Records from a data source
···
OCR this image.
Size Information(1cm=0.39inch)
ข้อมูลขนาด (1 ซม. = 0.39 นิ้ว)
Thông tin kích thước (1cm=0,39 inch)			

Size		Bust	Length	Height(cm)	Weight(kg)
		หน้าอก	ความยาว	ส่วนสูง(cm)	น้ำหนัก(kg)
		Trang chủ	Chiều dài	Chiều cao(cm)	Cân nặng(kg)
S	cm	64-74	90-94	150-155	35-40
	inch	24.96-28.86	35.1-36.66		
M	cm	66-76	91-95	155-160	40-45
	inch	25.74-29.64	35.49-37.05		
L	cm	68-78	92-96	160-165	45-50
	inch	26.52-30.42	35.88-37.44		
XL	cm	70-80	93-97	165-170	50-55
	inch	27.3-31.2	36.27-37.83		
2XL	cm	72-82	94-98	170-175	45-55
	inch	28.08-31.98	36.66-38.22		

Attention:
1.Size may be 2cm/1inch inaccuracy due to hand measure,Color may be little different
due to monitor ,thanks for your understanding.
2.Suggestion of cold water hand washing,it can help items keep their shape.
···
- WORK INSTRUCTIONS: Retype all the material above precisely, with no line left out.

- WRITTEN RESPONSE:
OCR this image.
Size Information(1cm=0.39inch)
ข้อมูลขนาด (1 ซม. = 0.39 นิ้ว)
Thông tin kích thước (1cm=0,39 inch)			

Size		Bust	Length	Height(cm)	Weight(kg)
		หน้าอก	ความยาว	ส่วนสูง(cm)	น้ำหนัก(kg)
		Trang chủ	Chiều dài	Chiều cao(cm)	Cân nặng(kg)
S	cm	64-74	90-94	150-155	35-40
	inch	24.96-28.86	35.1-36.66		
M	cm	66-76	91-95	155-160	40-45
	inch	25.74-29.64	35.49-37.05		
L	cm	68-78	92-96	160-165	45-50
	inch	26.52-30.42	35.88-37.44		
XL	cm	70-80	93-97	165-170	50-55
	inch	27.3-31.2	36.27-37.83		
2XL	cm	72-82	94-98	170-175	45-55
	inch	28.08-31.98	36.66-38.22		

Attention:
1.Size may be 2cm/1inch inaccuracy due to hand measure,Color may be little different
due to monitor ,thanks for your understanding.
2.Suggestion of cold water hand washing,it can help items keep their shape.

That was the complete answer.